→ **DATA PROVIDED**:
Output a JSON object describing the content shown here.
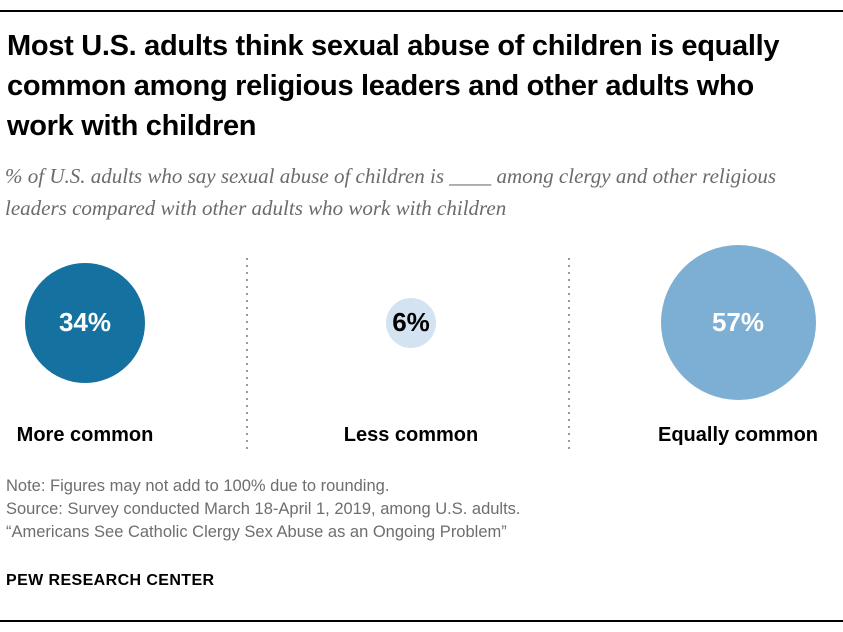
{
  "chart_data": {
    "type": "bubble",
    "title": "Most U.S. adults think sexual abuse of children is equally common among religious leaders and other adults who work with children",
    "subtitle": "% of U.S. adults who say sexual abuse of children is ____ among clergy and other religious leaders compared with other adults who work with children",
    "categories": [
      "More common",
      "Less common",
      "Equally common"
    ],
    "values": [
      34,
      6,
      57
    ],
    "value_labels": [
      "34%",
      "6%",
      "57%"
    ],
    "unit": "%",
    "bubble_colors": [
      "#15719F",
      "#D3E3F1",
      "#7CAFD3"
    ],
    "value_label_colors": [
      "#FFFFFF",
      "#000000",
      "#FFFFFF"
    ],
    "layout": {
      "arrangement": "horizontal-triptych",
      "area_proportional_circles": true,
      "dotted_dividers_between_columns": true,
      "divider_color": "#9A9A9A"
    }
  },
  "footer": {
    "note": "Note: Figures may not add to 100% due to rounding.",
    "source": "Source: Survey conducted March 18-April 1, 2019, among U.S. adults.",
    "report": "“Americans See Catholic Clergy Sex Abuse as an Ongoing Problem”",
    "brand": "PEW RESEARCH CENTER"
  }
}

--

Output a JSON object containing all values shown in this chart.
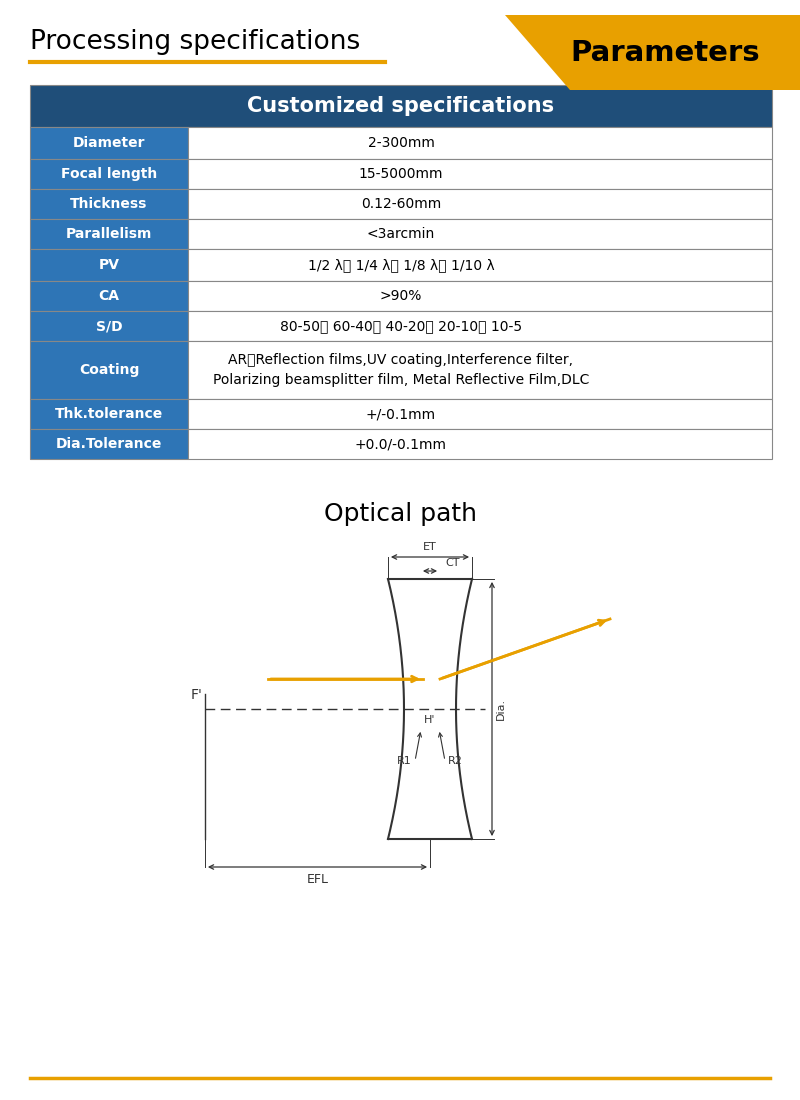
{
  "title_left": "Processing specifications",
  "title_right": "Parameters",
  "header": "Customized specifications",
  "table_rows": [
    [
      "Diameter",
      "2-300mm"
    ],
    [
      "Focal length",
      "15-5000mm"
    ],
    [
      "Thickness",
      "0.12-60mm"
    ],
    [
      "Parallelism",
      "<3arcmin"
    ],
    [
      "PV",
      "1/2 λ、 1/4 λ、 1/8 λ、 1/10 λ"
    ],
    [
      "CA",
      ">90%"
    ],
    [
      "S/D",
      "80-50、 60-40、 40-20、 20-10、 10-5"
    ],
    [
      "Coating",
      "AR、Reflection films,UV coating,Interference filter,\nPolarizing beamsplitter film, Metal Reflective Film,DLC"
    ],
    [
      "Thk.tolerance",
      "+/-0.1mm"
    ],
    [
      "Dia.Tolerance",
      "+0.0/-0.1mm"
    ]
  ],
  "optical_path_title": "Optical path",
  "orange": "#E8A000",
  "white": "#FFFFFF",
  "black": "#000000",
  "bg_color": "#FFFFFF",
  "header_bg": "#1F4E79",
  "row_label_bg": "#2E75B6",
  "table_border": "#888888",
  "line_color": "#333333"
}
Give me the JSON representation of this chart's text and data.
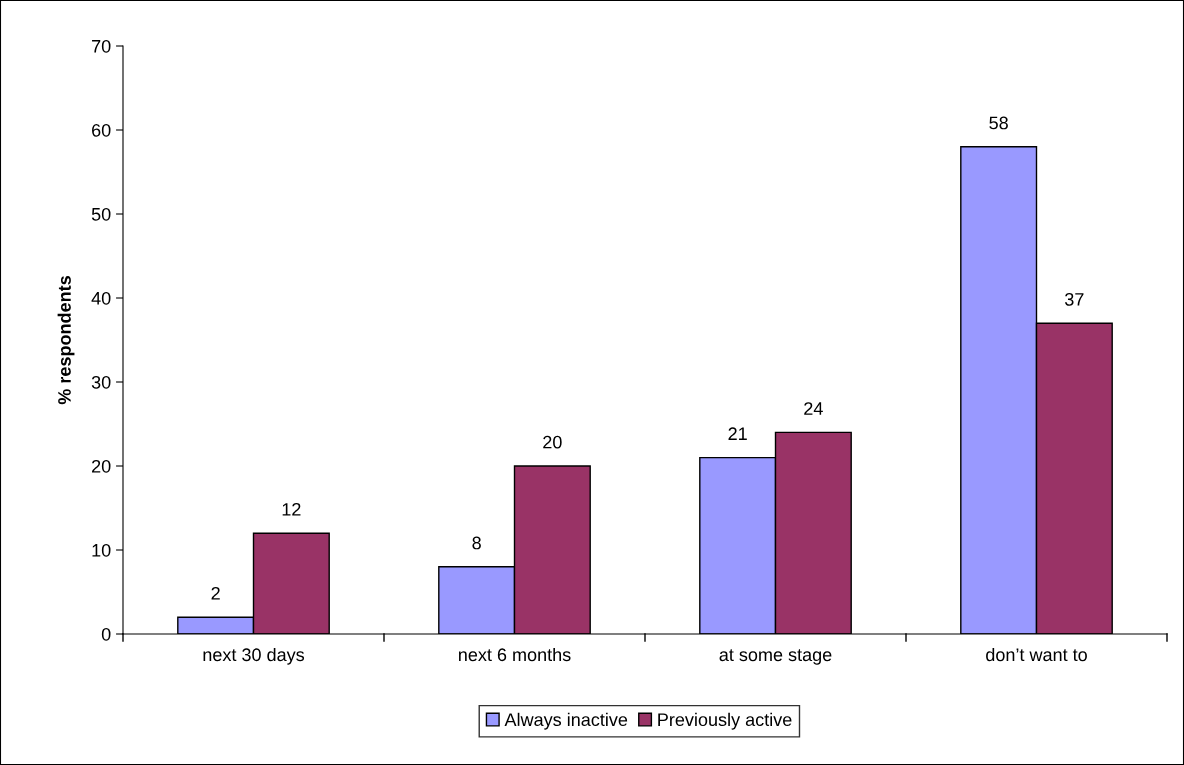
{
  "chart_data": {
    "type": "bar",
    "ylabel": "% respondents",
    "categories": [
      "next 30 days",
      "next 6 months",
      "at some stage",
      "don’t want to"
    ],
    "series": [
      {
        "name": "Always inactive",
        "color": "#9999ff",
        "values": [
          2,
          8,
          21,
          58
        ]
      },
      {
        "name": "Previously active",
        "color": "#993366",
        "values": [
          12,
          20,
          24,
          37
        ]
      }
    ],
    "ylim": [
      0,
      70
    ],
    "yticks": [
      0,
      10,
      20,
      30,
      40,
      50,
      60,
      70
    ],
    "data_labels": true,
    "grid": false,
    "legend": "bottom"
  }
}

→ **WHAT TO DO**: Locate the lines above that contain "FFFFFF" and copy them.

→ **IN RESPONSE**:
      "#FFFFFF",
      "#FFFFFF"
  "white": "#FFFFFF",
  "bg_color": "#FFFFFF",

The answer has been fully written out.